Material to process:
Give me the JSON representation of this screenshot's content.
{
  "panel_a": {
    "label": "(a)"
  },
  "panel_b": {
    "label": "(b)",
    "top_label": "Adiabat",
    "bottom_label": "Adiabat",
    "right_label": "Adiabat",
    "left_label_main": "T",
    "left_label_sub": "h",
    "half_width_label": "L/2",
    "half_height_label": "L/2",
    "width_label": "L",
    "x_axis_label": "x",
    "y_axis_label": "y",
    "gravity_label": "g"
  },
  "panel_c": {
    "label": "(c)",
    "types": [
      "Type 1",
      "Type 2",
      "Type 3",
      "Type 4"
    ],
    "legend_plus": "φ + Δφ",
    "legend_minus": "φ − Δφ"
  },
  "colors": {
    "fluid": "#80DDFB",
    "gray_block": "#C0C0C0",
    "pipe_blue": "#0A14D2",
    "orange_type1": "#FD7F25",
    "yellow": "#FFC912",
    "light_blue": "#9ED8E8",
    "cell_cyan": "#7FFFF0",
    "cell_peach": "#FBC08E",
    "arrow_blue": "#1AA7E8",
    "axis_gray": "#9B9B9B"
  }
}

What is required: Repeat the listing above without any change.

Full solution:
Give me the JSON representation of this screenshot's content.
{
  "panel_a": {
    "label": "(a)"
  },
  "panel_b": {
    "label": "(b)",
    "top_label": "Adiabat",
    "bottom_label": "Adiabat",
    "right_label": "Adiabat",
    "left_label_main": "T",
    "left_label_sub": "h",
    "half_width_label": "L/2",
    "half_height_label": "L/2",
    "width_label": "L",
    "x_axis_label": "x",
    "y_axis_label": "y",
    "gravity_label": "g"
  },
  "panel_c": {
    "label": "(c)",
    "types": [
      "Type 1",
      "Type 2",
      "Type 3",
      "Type 4"
    ],
    "legend_plus": "φ + Δφ",
    "legend_minus": "φ − Δφ"
  },
  "colors": {
    "fluid": "#80DDFB",
    "gray_block": "#C0C0C0",
    "pipe_blue": "#0A14D2",
    "orange_type1": "#FD7F25",
    "yellow": "#FFC912",
    "light_blue": "#9ED8E8",
    "cell_cyan": "#7FFFF0",
    "cell_peach": "#FBC08E",
    "arrow_blue": "#1AA7E8",
    "axis_gray": "#9B9B9B"
  }
}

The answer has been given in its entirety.